**SHORT PROBLEM:** Copy the entries below exactly. Images do not belong in the copy.
-- begin --
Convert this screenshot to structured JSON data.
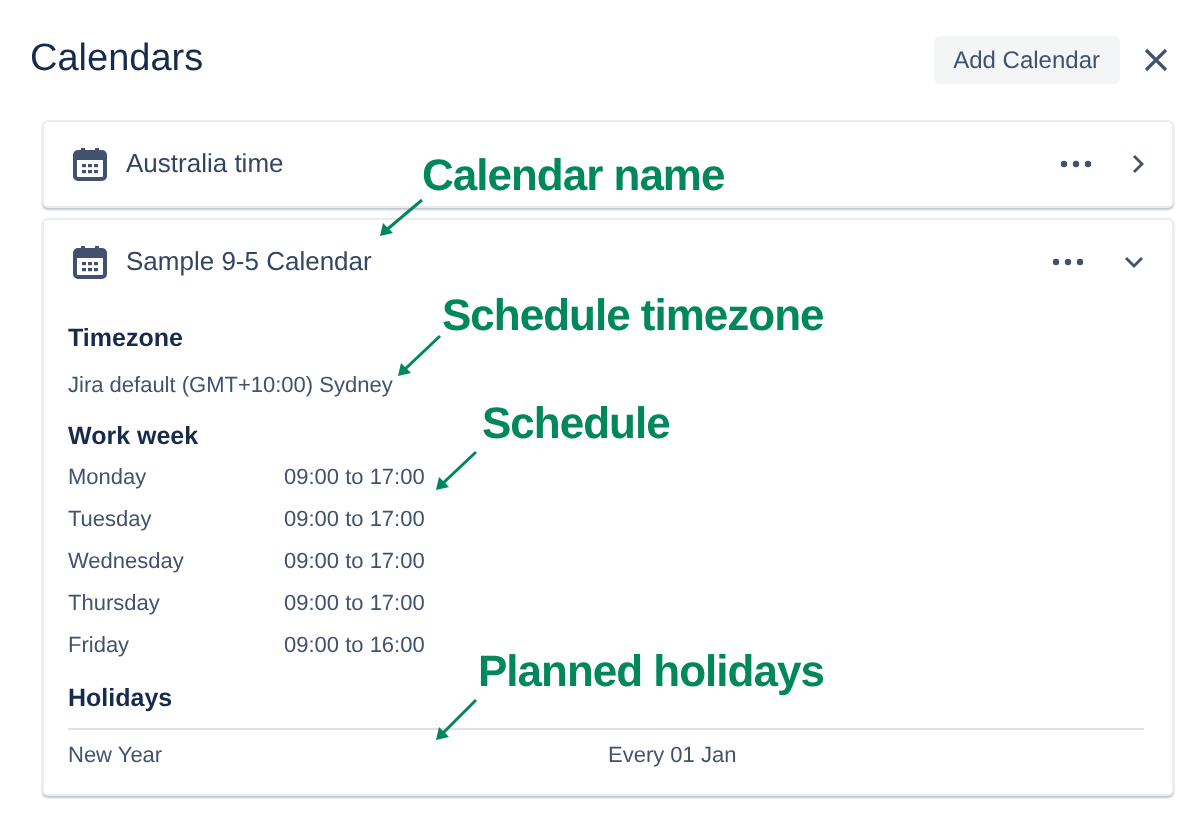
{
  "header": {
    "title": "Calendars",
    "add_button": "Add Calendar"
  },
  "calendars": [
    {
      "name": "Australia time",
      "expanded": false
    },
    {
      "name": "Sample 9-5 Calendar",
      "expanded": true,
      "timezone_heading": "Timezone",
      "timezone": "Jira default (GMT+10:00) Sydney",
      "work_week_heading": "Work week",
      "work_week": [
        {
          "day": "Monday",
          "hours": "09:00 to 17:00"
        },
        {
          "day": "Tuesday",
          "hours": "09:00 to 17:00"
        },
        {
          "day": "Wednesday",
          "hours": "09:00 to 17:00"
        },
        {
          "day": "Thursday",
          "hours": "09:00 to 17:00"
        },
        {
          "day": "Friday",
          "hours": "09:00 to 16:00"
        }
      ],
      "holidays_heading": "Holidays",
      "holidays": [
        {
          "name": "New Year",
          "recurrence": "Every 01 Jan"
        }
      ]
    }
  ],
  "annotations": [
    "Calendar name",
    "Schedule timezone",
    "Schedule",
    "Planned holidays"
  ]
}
-- end --
**WRITTEN SOLUTION:**
Convert this screenshot to structured JSON data.
{
  "header": {
    "title": "Calendars",
    "add_button": "Add Calendar"
  },
  "calendars": [
    {
      "name": "Australia time",
      "expanded": false
    },
    {
      "name": "Sample 9-5 Calendar",
      "expanded": true,
      "timezone_heading": "Timezone",
      "timezone": "Jira default (GMT+10:00) Sydney",
      "work_week_heading": "Work week",
      "work_week": [
        {
          "day": "Monday",
          "hours": "09:00 to 17:00"
        },
        {
          "day": "Tuesday",
          "hours": "09:00 to 17:00"
        },
        {
          "day": "Wednesday",
          "hours": "09:00 to 17:00"
        },
        {
          "day": "Thursday",
          "hours": "09:00 to 17:00"
        },
        {
          "day": "Friday",
          "hours": "09:00 to 16:00"
        }
      ],
      "holidays_heading": "Holidays",
      "holidays": [
        {
          "name": "New Year",
          "recurrence": "Every 01 Jan"
        }
      ]
    }
  ],
  "annotations": [
    "Calendar name",
    "Schedule timezone",
    "Schedule",
    "Planned holidays"
  ]
}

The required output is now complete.